··· Dataset records ···

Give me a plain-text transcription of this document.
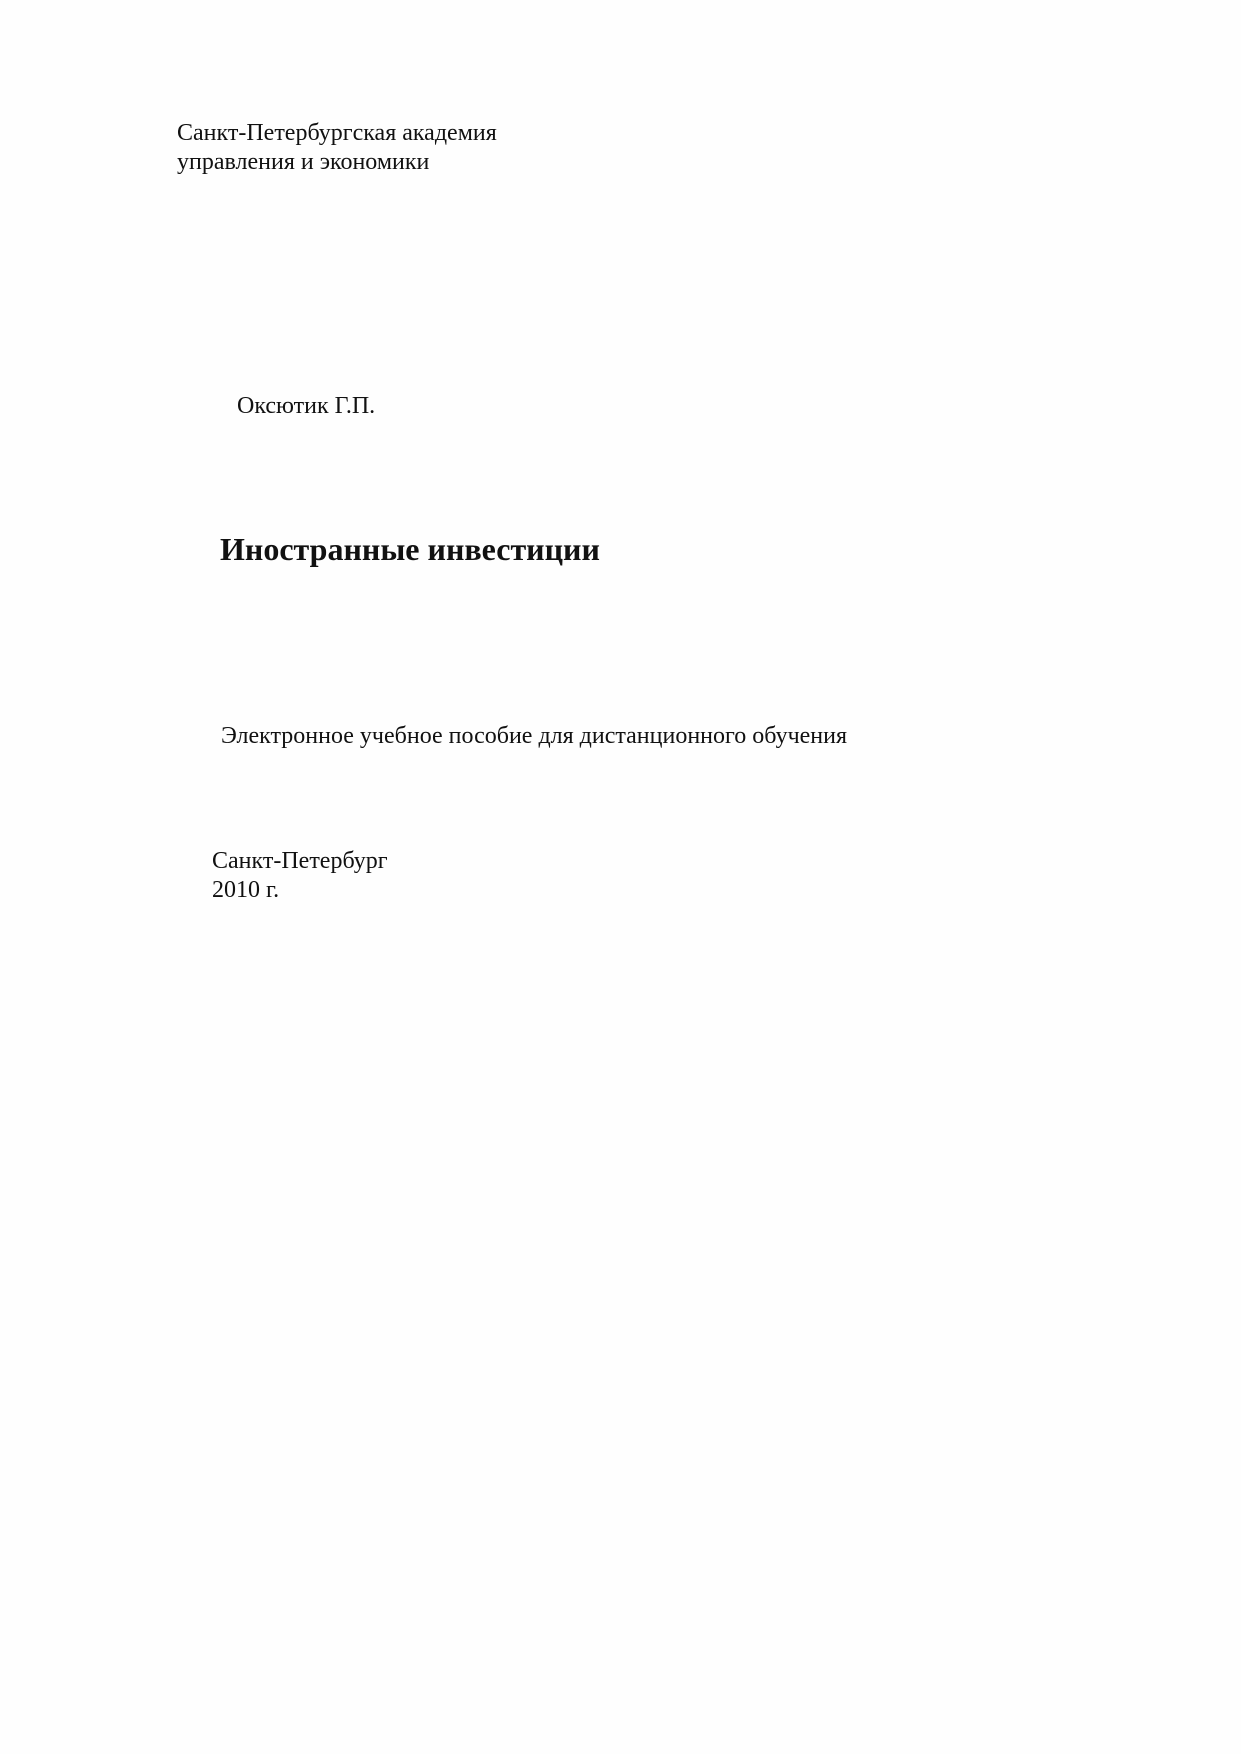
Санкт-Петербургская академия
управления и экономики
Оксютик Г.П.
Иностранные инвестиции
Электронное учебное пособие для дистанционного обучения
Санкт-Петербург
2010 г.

···

• _What to do_: Quote each line of the listing exactly, but leave the pictures out.

• _Solution for this task_:
Give me a plain-text transcription of this document.
Санкт-Петербургская академия
управления и экономики
Оксютик Г.П.
Иностранные инвестиции
Электронное учебное пособие для дистанционного обучения
Санкт-Петербург
2010 г.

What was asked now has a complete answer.